[Supplied information]
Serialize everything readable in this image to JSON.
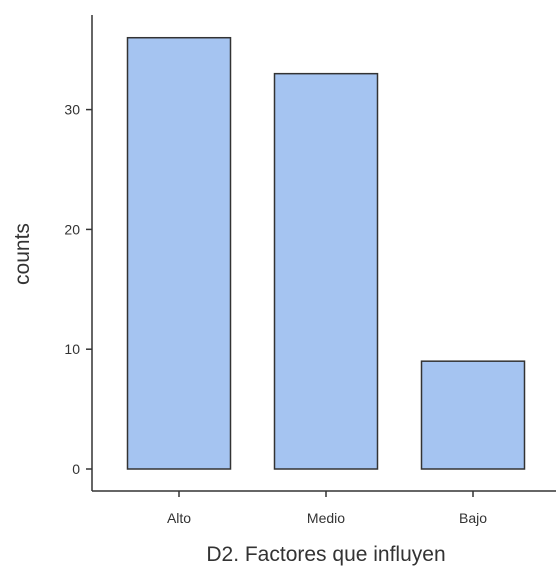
{
  "colors": {
    "bar_fill": "#a5c4f1",
    "bar_stroke": "#333333",
    "axis": "#333333",
    "background": "#ffffff"
  },
  "chart_data": {
    "type": "bar",
    "categories": [
      "Alto",
      "Medio",
      "Bajo"
    ],
    "values": [
      36,
      33,
      9
    ],
    "xlabel": "D2. Factores que influyen",
    "ylabel": "counts",
    "ylim": [
      0,
      38
    ],
    "yticks": [
      0,
      10,
      20,
      30
    ],
    "grid": false,
    "legend": "none"
  }
}
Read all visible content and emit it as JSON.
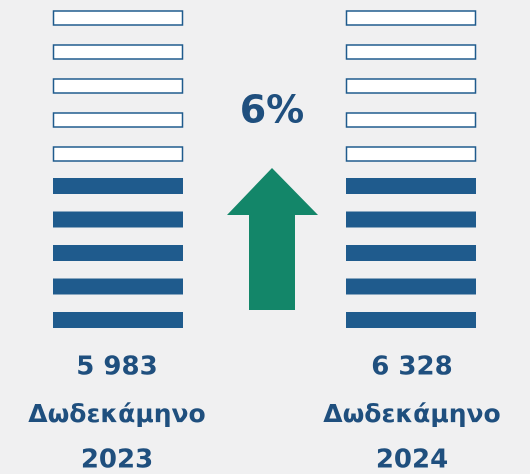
{
  "change": "6%",
  "periods": [
    {
      "value": "5 983",
      "label": "Δωδεκάμηνο",
      "year": "2023"
    },
    {
      "value": "6 328",
      "label": "Δωδεκάμηνο",
      "year": "2024"
    }
  ]
}
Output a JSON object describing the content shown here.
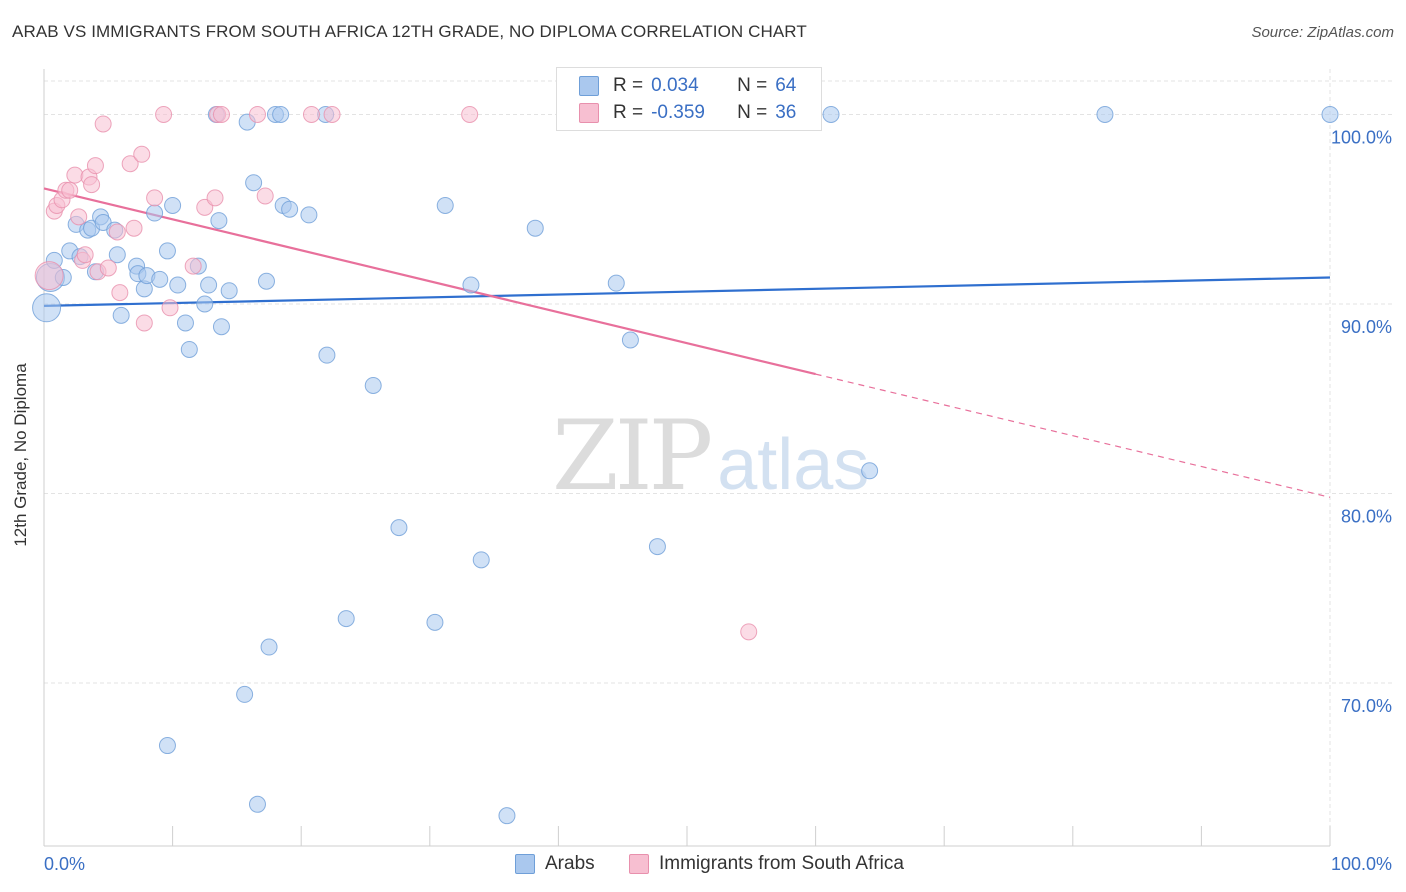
{
  "title": "ARAB VS IMMIGRANTS FROM SOUTH AFRICA 12TH GRADE, NO DIPLOMA CORRELATION CHART",
  "source": "Source: ZipAtlas.com",
  "watermark": {
    "zip": "ZIP",
    "atlas": "atlas"
  },
  "legend": {
    "rows": [
      {
        "r_label": "R =",
        "r_value": "0.034",
        "n_label": "N =",
        "n_value": "64",
        "color": "#aac8ee",
        "border": "#6f9fd8"
      },
      {
        "r_label": "R =",
        "r_value": "-0.359",
        "n_label": "N =",
        "n_value": "36",
        "color": "#f7bfd1",
        "border": "#e890ad"
      }
    ]
  },
  "bottom_legend": [
    {
      "label": "Arabs",
      "color": "#aac8ee",
      "border": "#6f9fd8"
    },
    {
      "label": "Immigrants from South Africa",
      "color": "#f7bfd1",
      "border": "#e890ad"
    }
  ],
  "chart_data": {
    "type": "scatter",
    "title": "ARAB VS IMMIGRANTS FROM SOUTH AFRICA 12TH GRADE, NO DIPLOMA CORRELATION CHART",
    "xlabel": "",
    "ylabel": "12th Grade, No Diploma",
    "xlim": [
      0,
      100
    ],
    "ylim": [
      61.4,
      102.4
    ],
    "x_tick_labels": [
      "0.0%",
      "100.0%"
    ],
    "y_ticks": [
      70,
      80,
      90,
      100
    ],
    "y_tick_labels": [
      "70.0%",
      "80.0%",
      "90.0%",
      "100.0%"
    ],
    "grid": true,
    "series": [
      {
        "name": "Arabs",
        "color": "#aac8ee",
        "stroke": "#6f9fd8",
        "points": [
          [
            0.2,
            89.8
          ],
          [
            0.5,
            91.4
          ],
          [
            0.8,
            92.3
          ],
          [
            1.5,
            91.4
          ],
          [
            2.0,
            92.8
          ],
          [
            2.5,
            94.2
          ],
          [
            2.8,
            92.5
          ],
          [
            3.4,
            93.9
          ],
          [
            3.7,
            94.0
          ],
          [
            4.0,
            91.7
          ],
          [
            4.4,
            94.6
          ],
          [
            4.6,
            94.3
          ],
          [
            5.5,
            93.9
          ],
          [
            5.7,
            92.6
          ],
          [
            6.0,
            89.4
          ],
          [
            7.2,
            92.0
          ],
          [
            7.3,
            91.6
          ],
          [
            7.8,
            90.8
          ],
          [
            8.0,
            91.5
          ],
          [
            8.6,
            94.8
          ],
          [
            9.0,
            91.3
          ],
          [
            9.6,
            92.8
          ],
          [
            10.0,
            95.2
          ],
          [
            10.4,
            91.0
          ],
          [
            11.0,
            89.0
          ],
          [
            11.3,
            87.6
          ],
          [
            12.0,
            92.0
          ],
          [
            12.5,
            90.0
          ],
          [
            12.8,
            91.0
          ],
          [
            13.4,
            100.0
          ],
          [
            13.6,
            94.4
          ],
          [
            13.8,
            88.8
          ],
          [
            14.4,
            90.7
          ],
          [
            15.8,
            99.6
          ],
          [
            16.3,
            96.4
          ],
          [
            17.3,
            91.2
          ],
          [
            18.0,
            100.0
          ],
          [
            18.4,
            100.0
          ],
          [
            18.6,
            95.2
          ],
          [
            19.1,
            95.0
          ],
          [
            20.6,
            94.7
          ],
          [
            21.9,
            100.0
          ],
          [
            22.0,
            87.3
          ],
          [
            25.6,
            85.7
          ],
          [
            27.6,
            78.2
          ],
          [
            31.2,
            95.2
          ],
          [
            33.2,
            91.0
          ],
          [
            34.0,
            76.5
          ],
          [
            38.2,
            94.0
          ],
          [
            44.5,
            91.1
          ],
          [
            45.6,
            88.1
          ],
          [
            47.2,
            100.0
          ],
          [
            47.7,
            77.2
          ],
          [
            61.2,
            100.0
          ],
          [
            64.2,
            81.2
          ],
          [
            82.5,
            100.0
          ],
          [
            100.0,
            100.0
          ],
          [
            23.5,
            73.4
          ],
          [
            30.4,
            73.2
          ],
          [
            17.5,
            71.9
          ],
          [
            15.6,
            69.4
          ],
          [
            9.6,
            66.7
          ],
          [
            16.6,
            63.6
          ],
          [
            36.0,
            63.0
          ]
        ]
      },
      {
        "name": "Immigrants from South Africa",
        "color": "#f7bfd1",
        "stroke": "#e890ad",
        "points": [
          [
            0.4,
            91.5
          ],
          [
            0.8,
            94.9
          ],
          [
            1.0,
            95.2
          ],
          [
            1.4,
            95.5
          ],
          [
            1.7,
            96.0
          ],
          [
            2.0,
            96.0
          ],
          [
            2.4,
            96.8
          ],
          [
            2.7,
            94.6
          ],
          [
            3.0,
            92.3
          ],
          [
            3.2,
            92.6
          ],
          [
            3.5,
            96.7
          ],
          [
            3.7,
            96.3
          ],
          [
            4.0,
            97.3
          ],
          [
            4.2,
            91.7
          ],
          [
            4.6,
            99.5
          ],
          [
            5.0,
            91.9
          ],
          [
            5.7,
            93.8
          ],
          [
            5.9,
            90.6
          ],
          [
            6.7,
            97.4
          ],
          [
            7.0,
            94.0
          ],
          [
            7.6,
            97.9
          ],
          [
            7.8,
            89.0
          ],
          [
            8.6,
            95.6
          ],
          [
            9.3,
            100.0
          ],
          [
            9.8,
            89.8
          ],
          [
            11.6,
            92.0
          ],
          [
            12.5,
            95.1
          ],
          [
            13.3,
            95.6
          ],
          [
            13.5,
            100.0
          ],
          [
            13.8,
            100.0
          ],
          [
            16.6,
            100.0
          ],
          [
            17.2,
            95.7
          ],
          [
            20.8,
            100.0
          ],
          [
            22.4,
            100.0
          ],
          [
            33.1,
            100.0
          ],
          [
            54.8,
            72.7
          ]
        ]
      }
    ],
    "trend_lines": [
      {
        "series": "Arabs",
        "from": [
          0,
          89.9
        ],
        "to": [
          100,
          91.4
        ],
        "color": "#2f6fcf"
      },
      {
        "series": "Immigrants from South Africa",
        "from": [
          0,
          96.1
        ],
        "to": [
          60,
          86.3
        ],
        "dashed_to": [
          100,
          79.8
        ],
        "color": "#e8709b"
      }
    ]
  }
}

[Written exercise]
Do not include the images; transcribe the rest of the listing exactly.

[Answer for the task]
Serialize everything readable in this image to JSON.
{
  "colors": {
    "bar_fill": "#a5c4f1",
    "bar_stroke": "#333333",
    "axis": "#333333",
    "background": "#ffffff"
  },
  "chart_data": {
    "type": "bar",
    "categories": [
      "Alto",
      "Medio",
      "Bajo"
    ],
    "values": [
      36,
      33,
      9
    ],
    "xlabel": "D2. Factores que influyen",
    "ylabel": "counts",
    "ylim": [
      0,
      38
    ],
    "yticks": [
      0,
      10,
      20,
      30
    ],
    "grid": false,
    "legend": "none"
  }
}
Read all visible content and emit it as JSON.
{
  "change": "6%",
  "periods": [
    {
      "value": "5 983",
      "label": "Δωδεκάμηνο",
      "year": "2023"
    },
    {
      "value": "6 328",
      "label": "Δωδεκάμηνο",
      "year": "2024"
    }
  ]
}
Output a JSON object describing the content shown here.
{
  "title": "ARAB VS IMMIGRANTS FROM SOUTH AFRICA 12TH GRADE, NO DIPLOMA CORRELATION CHART",
  "source": "Source: ZipAtlas.com",
  "watermark": {
    "zip": "ZIP",
    "atlas": "atlas"
  },
  "legend": {
    "rows": [
      {
        "r_label": "R =",
        "r_value": "0.034",
        "n_label": "N =",
        "n_value": "64",
        "color": "#aac8ee",
        "border": "#6f9fd8"
      },
      {
        "r_label": "R =",
        "r_value": "-0.359",
        "n_label": "N =",
        "n_value": "36",
        "color": "#f7bfd1",
        "border": "#e890ad"
      }
    ]
  },
  "bottom_legend": [
    {
      "label": "Arabs",
      "color": "#aac8ee",
      "border": "#6f9fd8"
    },
    {
      "label": "Immigrants from South Africa",
      "color": "#f7bfd1",
      "border": "#e890ad"
    }
  ],
  "chart_data": {
    "type": "scatter",
    "title": "ARAB VS IMMIGRANTS FROM SOUTH AFRICA 12TH GRADE, NO DIPLOMA CORRELATION CHART",
    "xlabel": "",
    "ylabel": "12th Grade, No Diploma",
    "xlim": [
      0,
      100
    ],
    "ylim": [
      61.4,
      102.4
    ],
    "x_tick_labels": [
      "0.0%",
      "100.0%"
    ],
    "y_ticks": [
      70,
      80,
      90,
      100
    ],
    "y_tick_labels": [
      "70.0%",
      "80.0%",
      "90.0%",
      "100.0%"
    ],
    "grid": true,
    "series": [
      {
        "name": "Arabs",
        "color": "#aac8ee",
        "stroke": "#6f9fd8",
        "points": [
          [
            0.2,
            89.8
          ],
          [
            0.5,
            91.4
          ],
          [
            0.8,
            92.3
          ],
          [
            1.5,
            91.4
          ],
          [
            2.0,
            92.8
          ],
          [
            2.5,
            94.2
          ],
          [
            2.8,
            92.5
          ],
          [
            3.4,
            93.9
          ],
          [
            3.7,
            94.0
          ],
          [
            4.0,
            91.7
          ],
          [
            4.4,
            94.6
          ],
          [
            4.6,
            94.3
          ],
          [
            5.5,
            93.9
          ],
          [
            5.7,
            92.6
          ],
          [
            6.0,
            89.4
          ],
          [
            7.2,
            92.0
          ],
          [
            7.3,
            91.6
          ],
          [
            7.8,
            90.8
          ],
          [
            8.0,
            91.5
          ],
          [
            8.6,
            94.8
          ],
          [
            9.0,
            91.3
          ],
          [
            9.6,
            92.8
          ],
          [
            10.0,
            95.2
          ],
          [
            10.4,
            91.0
          ],
          [
            11.0,
            89.0
          ],
          [
            11.3,
            87.6
          ],
          [
            12.0,
            92.0
          ],
          [
            12.5,
            90.0
          ],
          [
            12.8,
            91.0
          ],
          [
            13.4,
            100.0
          ],
          [
            13.6,
            94.4
          ],
          [
            13.8,
            88.8
          ],
          [
            14.4,
            90.7
          ],
          [
            15.8,
            99.6
          ],
          [
            16.3,
            96.4
          ],
          [
            17.3,
            91.2
          ],
          [
            18.0,
            100.0
          ],
          [
            18.4,
            100.0
          ],
          [
            18.6,
            95.2
          ],
          [
            19.1,
            95.0
          ],
          [
            20.6,
            94.7
          ],
          [
            21.9,
            100.0
          ],
          [
            22.0,
            87.3
          ],
          [
            25.6,
            85.7
          ],
          [
            27.6,
            78.2
          ],
          [
            31.2,
            95.2
          ],
          [
            33.2,
            91.0
          ],
          [
            34.0,
            76.5
          ],
          [
            38.2,
            94.0
          ],
          [
            44.5,
            91.1
          ],
          [
            45.6,
            88.1
          ],
          [
            47.2,
            100.0
          ],
          [
            47.7,
            77.2
          ],
          [
            61.2,
            100.0
          ],
          [
            64.2,
            81.2
          ],
          [
            82.5,
            100.0
          ],
          [
            100.0,
            100.0
          ],
          [
            23.5,
            73.4
          ],
          [
            30.4,
            73.2
          ],
          [
            17.5,
            71.9
          ],
          [
            15.6,
            69.4
          ],
          [
            9.6,
            66.7
          ],
          [
            16.6,
            63.6
          ],
          [
            36.0,
            63.0
          ]
        ]
      },
      {
        "name": "Immigrants from South Africa",
        "color": "#f7bfd1",
        "stroke": "#e890ad",
        "points": [
          [
            0.4,
            91.5
          ],
          [
            0.8,
            94.9
          ],
          [
            1.0,
            95.2
          ],
          [
            1.4,
            95.5
          ],
          [
            1.7,
            96.0
          ],
          [
            2.0,
            96.0
          ],
          [
            2.4,
            96.8
          ],
          [
            2.7,
            94.6
          ],
          [
            3.0,
            92.3
          ],
          [
            3.2,
            92.6
          ],
          [
            3.5,
            96.7
          ],
          [
            3.7,
            96.3
          ],
          [
            4.0,
            97.3
          ],
          [
            4.2,
            91.7
          ],
          [
            4.6,
            99.5
          ],
          [
            5.0,
            91.9
          ],
          [
            5.7,
            93.8
          ],
          [
            5.9,
            90.6
          ],
          [
            6.7,
            97.4
          ],
          [
            7.0,
            94.0
          ],
          [
            7.6,
            97.9
          ],
          [
            7.8,
            89.0
          ],
          [
            8.6,
            95.6
          ],
          [
            9.3,
            100.0
          ],
          [
            9.8,
            89.8
          ],
          [
            11.6,
            92.0
          ],
          [
            12.5,
            95.1
          ],
          [
            13.3,
            95.6
          ],
          [
            13.5,
            100.0
          ],
          [
            13.8,
            100.0
          ],
          [
            16.6,
            100.0
          ],
          [
            17.2,
            95.7
          ],
          [
            20.8,
            100.0
          ],
          [
            22.4,
            100.0
          ],
          [
            33.1,
            100.0
          ],
          [
            54.8,
            72.7
          ]
        ]
      }
    ],
    "trend_lines": [
      {
        "series": "Arabs",
        "from": [
          0,
          89.9
        ],
        "to": [
          100,
          91.4
        ],
        "color": "#2f6fcf"
      },
      {
        "series": "Immigrants from South Africa",
        "from": [
          0,
          96.1
        ],
        "to": [
          60,
          86.3
        ],
        "dashed_to": [
          100,
          79.8
        ],
        "color": "#e8709b"
      }
    ]
  }
}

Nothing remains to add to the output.